> _What you are asked to do_:
Find and copy each line of the records where the string "расчете" shows up.

> _Dataset entries_:
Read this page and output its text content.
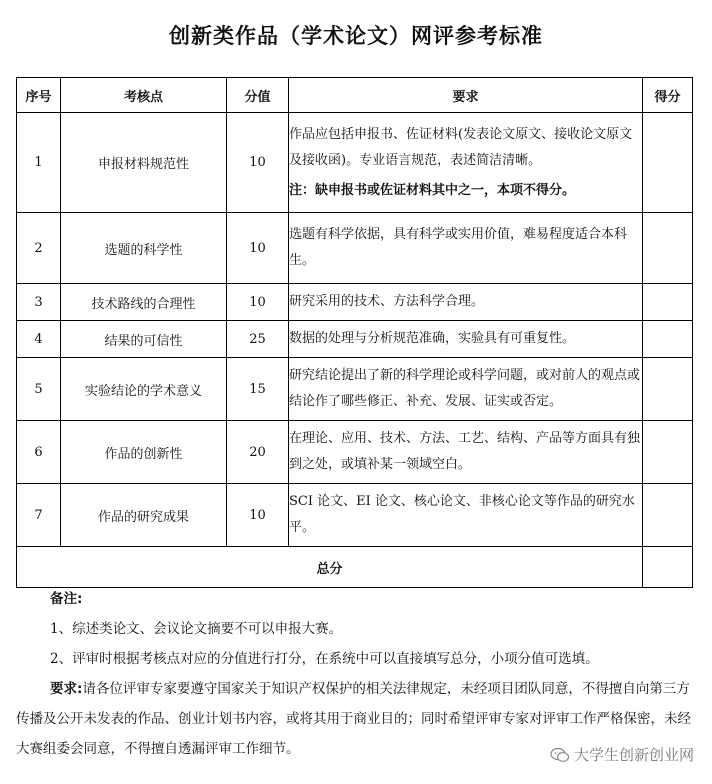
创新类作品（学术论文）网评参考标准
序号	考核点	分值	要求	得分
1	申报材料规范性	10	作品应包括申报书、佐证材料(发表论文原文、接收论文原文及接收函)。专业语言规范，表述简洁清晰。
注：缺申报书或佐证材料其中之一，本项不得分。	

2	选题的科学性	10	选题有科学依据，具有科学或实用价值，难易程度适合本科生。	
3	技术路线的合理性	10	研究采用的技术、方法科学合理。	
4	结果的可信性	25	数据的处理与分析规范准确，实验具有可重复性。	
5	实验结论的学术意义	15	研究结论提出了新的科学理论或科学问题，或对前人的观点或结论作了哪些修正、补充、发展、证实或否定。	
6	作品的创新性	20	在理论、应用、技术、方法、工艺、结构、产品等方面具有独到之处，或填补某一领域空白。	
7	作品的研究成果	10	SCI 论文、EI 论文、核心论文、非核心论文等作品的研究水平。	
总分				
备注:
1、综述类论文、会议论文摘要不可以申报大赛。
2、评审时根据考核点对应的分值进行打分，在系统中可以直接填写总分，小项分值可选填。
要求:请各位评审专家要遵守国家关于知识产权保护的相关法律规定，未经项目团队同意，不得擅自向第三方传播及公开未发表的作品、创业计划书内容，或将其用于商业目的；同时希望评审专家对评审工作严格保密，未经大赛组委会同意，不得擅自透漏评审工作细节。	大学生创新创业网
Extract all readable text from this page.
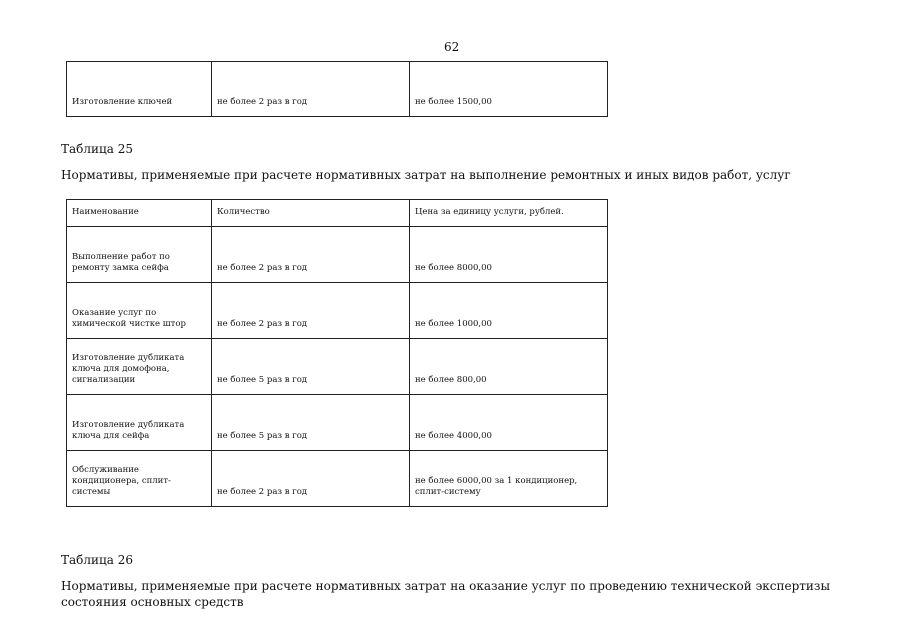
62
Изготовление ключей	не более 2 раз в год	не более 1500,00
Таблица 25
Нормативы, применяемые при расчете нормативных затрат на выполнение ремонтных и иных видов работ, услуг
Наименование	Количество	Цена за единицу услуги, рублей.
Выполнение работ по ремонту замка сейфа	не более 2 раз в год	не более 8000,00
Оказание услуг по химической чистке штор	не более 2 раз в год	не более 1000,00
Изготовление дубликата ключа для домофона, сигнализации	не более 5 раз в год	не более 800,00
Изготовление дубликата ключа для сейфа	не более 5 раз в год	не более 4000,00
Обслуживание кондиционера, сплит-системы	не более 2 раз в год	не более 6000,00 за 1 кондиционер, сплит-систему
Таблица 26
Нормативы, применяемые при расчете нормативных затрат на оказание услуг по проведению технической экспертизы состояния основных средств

> _Task result_:
Нормативы, применяемые при расчете нормативных затрат на выполнение ремонтных и иных видов работ, услуг
Нормативы, применяемые при расчете нормативных затрат на оказание услуг по проведению технической экспертизы состояния основных средств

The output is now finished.